_Trecho fornecido_
++++
Diz-se que a Democracia - a exemplo da Justiça e outros valores transcendentes da sociedade - não tem preço.
Tal asserção, contudo, é meramente figurativa: apenas os repasses públicos aos fundos eleitoral e partidário em 2024 ultrapassarão a casa dos 6 bilhões de reais. Tais recursos serão alocados e dispendidos com alto grau de liberdade pelos partidos políticos e candidatos, sujeitos a posterior prestação de contas perante a Justiça Eleitoral.
Parece-nos legítima a opção legislativa de estabelecer um modelo prioritariamente público de financiamento das eleições e do próprio funcionamento dos partidos políticos. Há, contudo, que se estabelecer um limite razoável para tais gastos e uma rigorosa fiscalização da proba destinação dos recursos. A previsão do fundo eleitoral para as eleições municipais de 2024 já iguala o previsto para o pleito de 2022, quando estavam em disputa a presidência da república, os governos estaduais e as vagas nos parlamentos estaduais e federal.
Não é aceitável e não há espaço orçamentário para a contínua elevação desses valores, de onde se conclui ser urgente a contenção dos gastos eleitorais. Considerada a cultura brasileira de alguma leniência para com a distribuição graciosa de dádivas e benesses em período eleitoral e a facilidade de ter à mão recursos generosos do tesouro com esse propósito, há risco de os fundos partidário e eleitoral funcionarem simplesmente como um instrumento de compra de apoio político e da consciência do eleitorado, no que seria uma refinada sofisticação da tradicional corrupção eleitoral. Uma compra de votos com recursos da União.
++++
_Enunciado 1_
Apresente como lista numerada as linhas da listagem, começando pela primeira dela e parando após a linha que contém "legend-title: Time — [2321, 30, 2389, 66]", inclusive. Omita as linhas em branco.
O trecho e a listagem são materiais independentes entre si.
++++
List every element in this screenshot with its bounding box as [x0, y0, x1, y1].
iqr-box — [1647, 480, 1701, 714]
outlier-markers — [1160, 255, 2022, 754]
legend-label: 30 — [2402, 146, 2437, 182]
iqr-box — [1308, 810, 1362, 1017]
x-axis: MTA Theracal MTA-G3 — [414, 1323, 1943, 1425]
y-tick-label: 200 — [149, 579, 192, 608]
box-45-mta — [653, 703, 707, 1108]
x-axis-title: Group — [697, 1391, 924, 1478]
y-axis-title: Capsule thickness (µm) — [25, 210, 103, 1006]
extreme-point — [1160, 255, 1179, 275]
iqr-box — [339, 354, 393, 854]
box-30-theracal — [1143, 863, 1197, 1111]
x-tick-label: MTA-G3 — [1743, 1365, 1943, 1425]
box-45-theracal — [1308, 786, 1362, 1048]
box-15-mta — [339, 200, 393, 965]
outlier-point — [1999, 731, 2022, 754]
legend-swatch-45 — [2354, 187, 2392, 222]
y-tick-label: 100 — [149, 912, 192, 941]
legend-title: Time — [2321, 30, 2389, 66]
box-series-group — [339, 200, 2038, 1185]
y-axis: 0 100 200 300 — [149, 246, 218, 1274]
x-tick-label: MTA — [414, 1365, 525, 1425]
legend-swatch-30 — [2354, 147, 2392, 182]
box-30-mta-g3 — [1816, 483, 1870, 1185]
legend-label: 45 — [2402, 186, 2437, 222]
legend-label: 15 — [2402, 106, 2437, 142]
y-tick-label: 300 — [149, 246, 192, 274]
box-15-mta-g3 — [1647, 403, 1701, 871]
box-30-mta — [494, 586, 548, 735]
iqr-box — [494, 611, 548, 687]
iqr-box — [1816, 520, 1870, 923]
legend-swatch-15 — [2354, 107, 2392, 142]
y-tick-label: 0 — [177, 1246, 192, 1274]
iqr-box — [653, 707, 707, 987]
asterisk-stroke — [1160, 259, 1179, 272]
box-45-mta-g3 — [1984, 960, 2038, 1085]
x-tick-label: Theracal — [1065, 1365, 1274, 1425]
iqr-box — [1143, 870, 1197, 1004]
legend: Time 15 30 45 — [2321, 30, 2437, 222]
++++
_Enunciado 2_
Traduza para o inglês esta frase do trecho sobre os fundos eleitoral e partidário: "Diz-se que a Democracia - a exemplo da Justiça e outros valores transcendentes da sociedade - não tem preço."

_Resposta 1_
1. List every element in this screenshot with its bounding box as [x0, y0, x1, y1].
2. iqr-box — [1647, 480, 1701, 714]
3. outlier-markers — [1160, 255, 2022, 754]
4. legend-label: 30 — [2402, 146, 2437, 182]
5. iqr-box — [1308, 810, 1362, 1017]
6. x-axis: MTA Theracal MTA-G3 — [414, 1323, 1943, 1425]
7. y-tick-label: 200 — [149, 579, 192, 608]
8. box-45-mta — [653, 703, 707, 1108]
9. x-axis-title: Group — [697, 1391, 924, 1478]
10. y-axis-title: Capsule thickness (µm) — [25, 210, 103, 1006]
11. extreme-point — [1160, 255, 1179, 275]
12. iqr-box — [339, 354, 393, 854]
13. box-30-theracal — [1143, 863, 1197, 1111]
14. x-tick-label: MTA-G3 — [1743, 1365, 1943, 1425]
15. box-45-theracal — [1308, 786, 1362, 1048]
16. box-15-mta — [339, 200, 393, 965]
17. outlier-point — [1999, 731, 2022, 754]
18. legend-swatch-45 — [2354, 187, 2392, 222]
19. y-tick-label: 100 — [149, 912, 192, 941]
20. legend-title: Time — [2321, 30, 2389, 66]

_Resposta 2_
It is said that Democracy - like Justice and other transcendent values of society - has no price.